▸ **INSTRUCTION**
Count each line below that has "thân" anywhere in it. Answer with the total alone.

──────────

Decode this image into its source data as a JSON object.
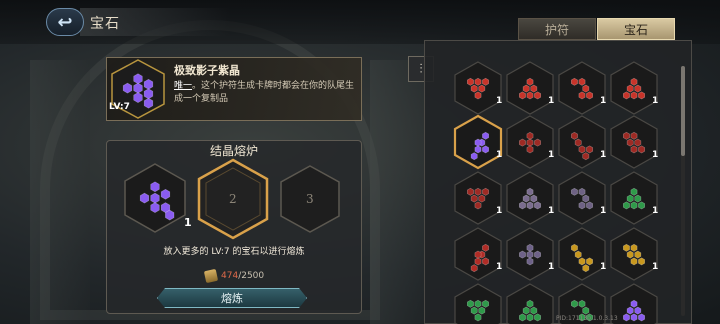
{
  "header": {
    "title": "宝石",
    "back_icon": "back-arrow-icon"
  },
  "tabs": [
    {
      "label": "护符",
      "active": false
    },
    {
      "label": "宝石",
      "active": true
    }
  ],
  "selected_gem": {
    "name": "极致影子紫晶",
    "level": "LV:7",
    "desc_keyword": "唯一",
    "desc_rest": "。这个护符生成卡牌时都会在你的队尾生成一个复制品",
    "color": "#8a5cf0"
  },
  "furnace": {
    "title": "结晶熔炉",
    "slot1_count": "1",
    "slot2_label": "2",
    "slot3_label": "3",
    "hint": "放入更多的 LV:7 的宝石以进行熔炼",
    "cost_have": "474",
    "cost_sep": "/",
    "cost_need": "2500",
    "smelt_label": "熔炼"
  },
  "inventory": {
    "items": [
      {
        "color": "#c8342a",
        "count": "1",
        "selected": false
      },
      {
        "color": "#c8342a",
        "count": "1",
        "selected": false
      },
      {
        "color": "#c8342a",
        "count": "1",
        "selected": false
      },
      {
        "color": "#c8342a",
        "count": "1",
        "selected": false
      },
      {
        "color": "#8a5cf0",
        "count": "1",
        "selected": true
      },
      {
        "color": "#9e2a24",
        "count": "1",
        "selected": false
      },
      {
        "color": "#9e2a24",
        "count": "1",
        "selected": false
      },
      {
        "color": "#9e2a24",
        "count": "1",
        "selected": false
      },
      {
        "color": "#9e2a24",
        "count": "1",
        "selected": false
      },
      {
        "color": "#7a6c8e",
        "count": "1",
        "selected": false
      },
      {
        "color": "#6e6284",
        "count": "1",
        "selected": false
      },
      {
        "color": "#2f9a4a",
        "count": "1",
        "selected": false
      },
      {
        "color": "#b02c26",
        "count": "1",
        "selected": false
      },
      {
        "color": "#6e6288",
        "count": "1",
        "selected": false
      },
      {
        "color": "#c8981e",
        "count": "1",
        "selected": false
      },
      {
        "color": "#c8981e",
        "count": "1",
        "selected": false
      },
      {
        "color": "#2f9a4a",
        "count": "",
        "selected": false
      },
      {
        "color": "#2f9a4a",
        "count": "",
        "selected": false
      },
      {
        "color": "#2f9a4a",
        "count": "",
        "selected": false
      },
      {
        "color": "#8a5cf0",
        "count": "",
        "selected": false
      }
    ],
    "version": "PID:171130 1.0.3.13"
  }
}
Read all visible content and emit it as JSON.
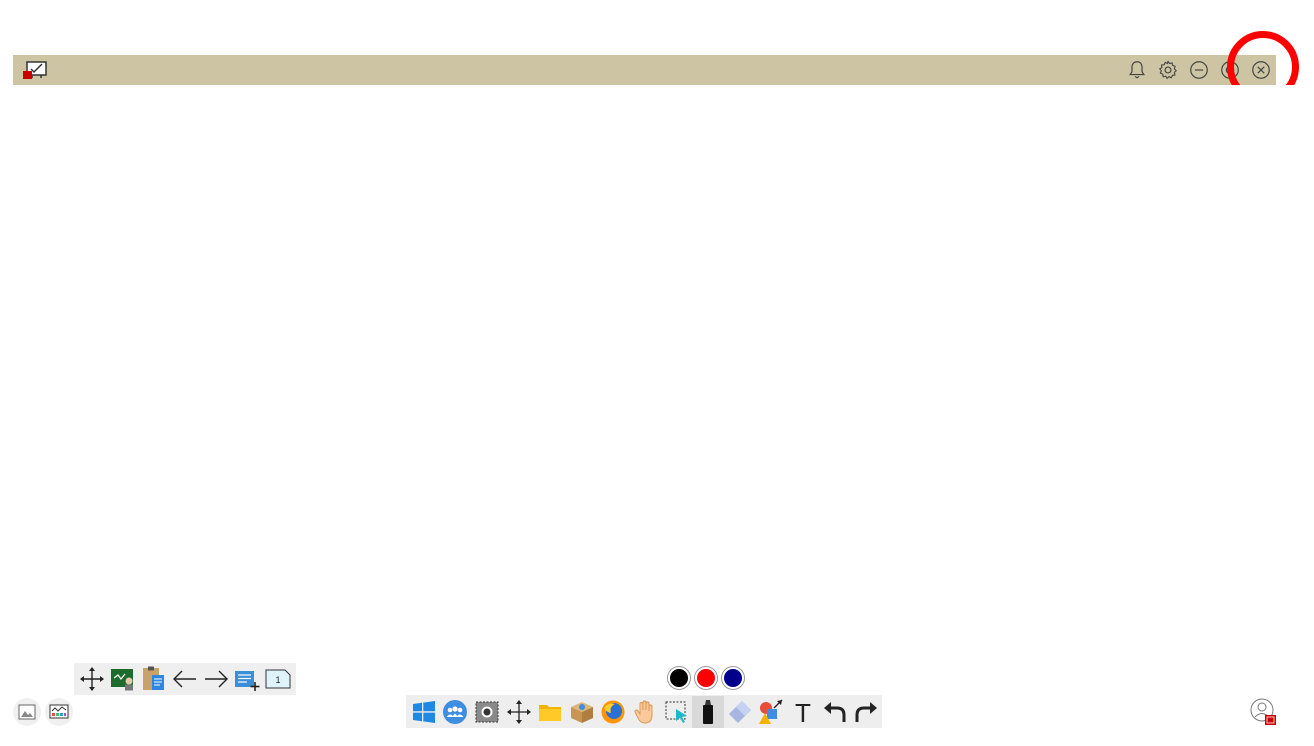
{
  "titlebar": {
    "background": "#cdc4a3",
    "logo_icon": "whiteboard-app-icon",
    "buttons": [
      "bell-icon",
      "gear-icon",
      "minimize-icon",
      "maximize-icon",
      "close-icon"
    ]
  },
  "highlight": {
    "color": "#ff0000",
    "target": "close-button"
  },
  "page_toolbar": {
    "icons": [
      "move-icon",
      "teacher-board-icon",
      "clipboard-icon",
      "previous-page-icon",
      "next-page-icon",
      "add-page-icon",
      "page-number-icon"
    ],
    "page_number": "1"
  },
  "corner_buttons": [
    "image-icon",
    "gallery-icon"
  ],
  "pen_colors": [
    "#000000",
    "#ff0000",
    "#00008b"
  ],
  "main_toolbar": {
    "icons": [
      "windows-icon",
      "users-icon",
      "screenshot-icon",
      "move-icon",
      "folder-icon",
      "package-icon",
      "browser-icon",
      "hand-icon",
      "select-icon",
      "marker-icon",
      "eraser-icon",
      "shapes-icon",
      "text-icon",
      "undo-icon",
      "redo-icon"
    ],
    "active": "marker-icon",
    "text_tool_glyph": "T"
  },
  "user": {
    "icon": "user-avatar-icon"
  }
}
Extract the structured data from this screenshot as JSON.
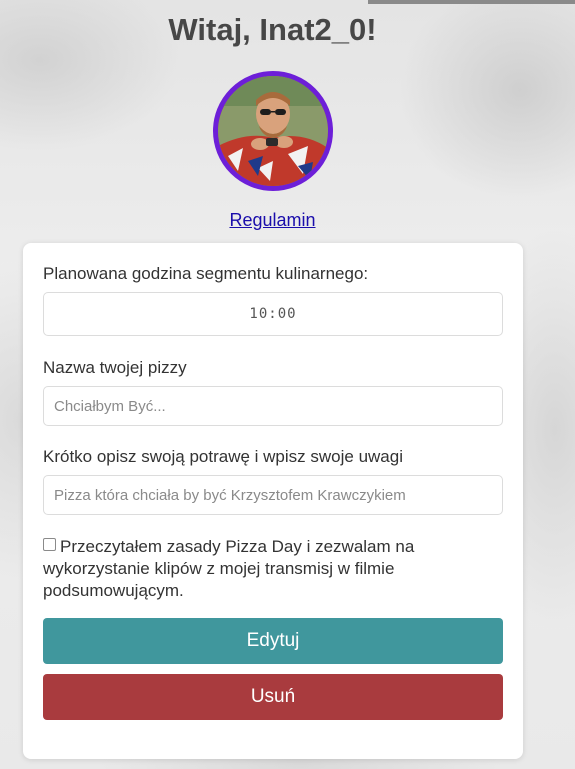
{
  "header": {
    "greeting": "Witaj, Inat2_0!",
    "terms_link": "Regulamin"
  },
  "form": {
    "time_label": "Planowana godzina segmentu kulinarnego:",
    "time_value": "10:00",
    "pizza_name_label": "Nazwa twojej pizzy",
    "pizza_name_placeholder": "Chciałbym Być...",
    "description_label": "Krótko opisz swoją potrawę i wpisz swoje uwagi",
    "description_placeholder": "Pizza która chciała by być Krzysztofem Krawczykiem",
    "consent_text": "Przeczytałem zasady Pizza Day i zezwalam na wykorzystanie klipów z mojej transmisj w filmie podsumowującym.",
    "consent_checked": false,
    "edit_button": "Edytuj",
    "delete_button": "Usuń"
  },
  "colors": {
    "avatar_border": "#6d1fd8",
    "edit_button": "#40979d",
    "delete_button": "#a93b3e",
    "link": "#1a0dab"
  },
  "icons": {
    "avatar": "user-avatar-photo",
    "checkbox": "checkbox-unchecked"
  }
}
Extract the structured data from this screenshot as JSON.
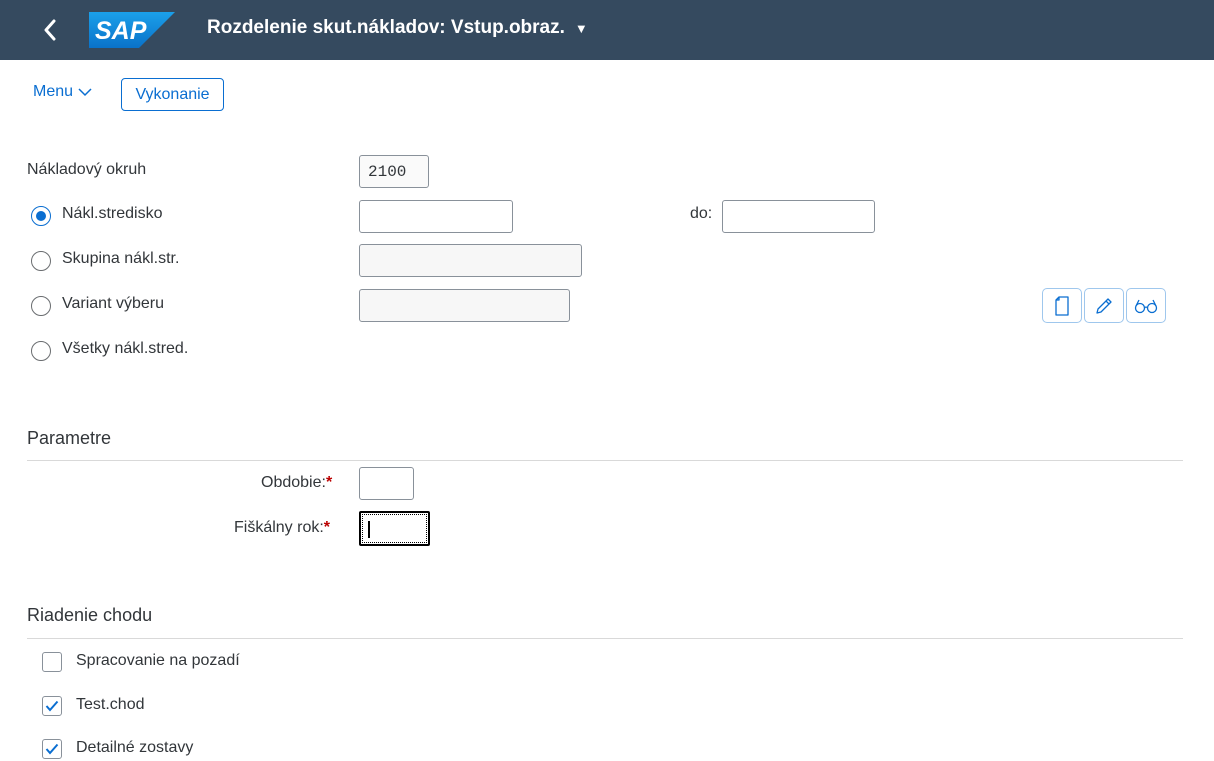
{
  "header": {
    "logo_text": "SAP",
    "title": "Rozdelenie skut.nákladov: Vstup.obraz.",
    "bg_color": "#354a5f"
  },
  "toolbar": {
    "menu_label": "Menu",
    "execute_label": "Vykonanie"
  },
  "selection": {
    "controlling_area_label": "Nákladový okruh",
    "controlling_area_value": "2100",
    "options": [
      {
        "label": "Nákl.stredisko",
        "selected": true
      },
      {
        "label": "Skupina nákl.str.",
        "selected": false
      },
      {
        "label": "Variant výberu",
        "selected": false
      },
      {
        "label": "Všetky nákl.stred.",
        "selected": false
      }
    ],
    "to_label": "do:",
    "variant_icons": [
      "create-icon",
      "edit-icon",
      "display-icon"
    ]
  },
  "parameters": {
    "section_title": "Parametre",
    "period_label": "Obdobie:",
    "fiscal_year_label": "Fiškálny rok:",
    "required_marker": "*"
  },
  "processing": {
    "section_title": "Riadenie chodu",
    "options": [
      {
        "label": "Spracovanie na pozadí",
        "checked": false
      },
      {
        "label": "Test.chod",
        "checked": true
      },
      {
        "label": "Detailné zostavy",
        "checked": true
      }
    ]
  },
  "colors": {
    "accent": "#0a6ed1",
    "required": "#bb0000"
  }
}
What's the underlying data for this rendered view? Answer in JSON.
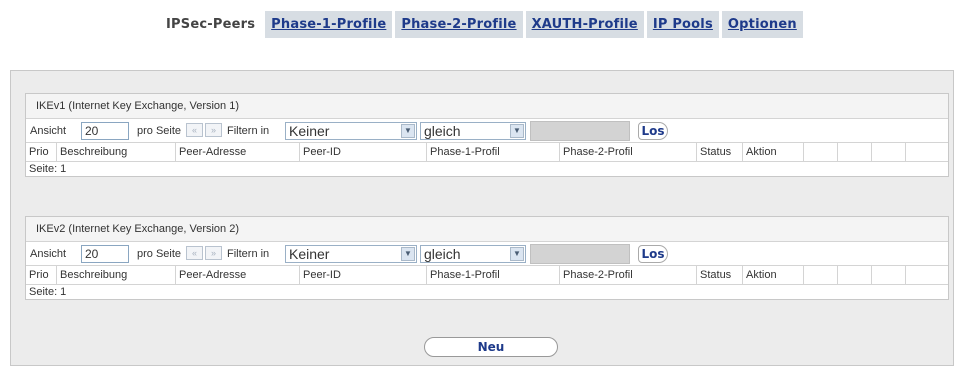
{
  "tabs": [
    {
      "label": "IPSec-Peers",
      "active": true
    },
    {
      "label": "Phase-1-Profile",
      "active": false
    },
    {
      "label": "Phase-2-Profile",
      "active": false
    },
    {
      "label": "XAUTH-Profile",
      "active": false
    },
    {
      "label": "IP Pools",
      "active": false
    },
    {
      "label": "Optionen",
      "active": false
    }
  ],
  "filter_labels": {
    "view": "Ansicht",
    "per_page": "pro Seite",
    "filter_in": "Filtern in",
    "prev": "«",
    "next": "»",
    "go": "Los"
  },
  "columns": [
    "Prio",
    "Beschreibung",
    "Peer-Adresse",
    "Peer-ID",
    "Phase-1-Profil",
    "Phase-2-Profil",
    "Status",
    "Aktion"
  ],
  "ikev1": {
    "title": "IKEv1 (Internet Key Exchange, Version 1)",
    "per_page_value": "20",
    "filter_field": "Keiner",
    "filter_op": "gleich",
    "filter_value": "",
    "page": "Seite: 1"
  },
  "ikev2": {
    "title": "IKEv2 (Internet Key Exchange, Version 2)",
    "per_page_value": "20",
    "filter_field": "Keiner",
    "filter_op": "gleich",
    "filter_value": "",
    "page": "Seite: 1"
  },
  "new_button": "Neu",
  "colors": {
    "tab_bg": "#d7dde3",
    "link_blue": "#1e3a8a",
    "panel_bg": "#ececec"
  }
}
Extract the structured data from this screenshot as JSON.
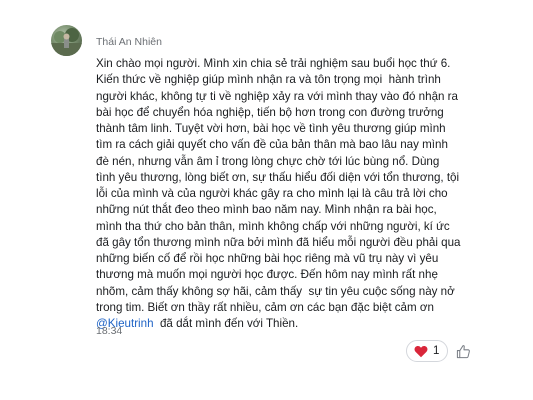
{
  "post": {
    "author": "Thái An Nhiên",
    "lines": [
      "Xin chào mọi người. Mình xin chia sẻ trải nghiệm sau buổi học thứ 6.",
      "Kiến thức về nghiệp giúp mình nhận ra và tôn trọng mọi  hành trình",
      "người khác, không tự ti về nghiệp xảy ra với mình thay vào đó nhận ra",
      "bài học để chuyển hóa nghiệp, tiến bộ hơn trong con đường trưởng",
      "thành tâm linh. Tuyệt vời hơn, bài học về tình yêu thương giúp mình",
      "tìm ra cách giải quyết cho vấn đề của bản thân mà bao lâu nay mình",
      "đè nén, nhưng vẫn âm ỉ trong lòng chực chờ tới lúc bùng nổ. Dùng",
      "tình yêu thương, lòng biết ơn, sự thấu hiểu đối diện với tổn thương, tội",
      "lỗi của mình và của người khác gây ra cho mình lại là câu trả lời cho",
      "những nút thắt đeo theo mình bao năm nay. Mình nhận ra bài học,",
      "mình tha thứ cho bản thân, mình không chấp với những người, kí ức",
      "đã gây tổn thương mình nữa bởi mình đã hiểu mỗi người đều phải qua",
      "những biến cố để rồi học những bài học riêng mà vũ trụ này vì yêu",
      "thương mà muốn mọi người học được. Đến hôm nay mình rất nhẹ",
      "nhõm, cảm thấy không sợ hãi, cảm thấy  sự tin yêu cuộc sống này nở",
      "trong tim. Biết ơn thầy rất nhiều, cảm ơn các bạn đặc biệt cảm ơn"
    ],
    "mention": "@Kieutrinh",
    "last_line_rest": "  đã dắt mình đến với Thiền.",
    "time": "18:34",
    "reaction_count": "1"
  },
  "icons": {
    "reaction": "heart-icon",
    "add_reaction": "thumbs-up-icon"
  },
  "colors": {
    "heart": "#d9263a",
    "mention": "#1f63c5",
    "meta_text": "#6b6f74",
    "body_text": "#1a1c1f"
  }
}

──────────

▸ **SOLUTION TO THIS PROBLEM**
2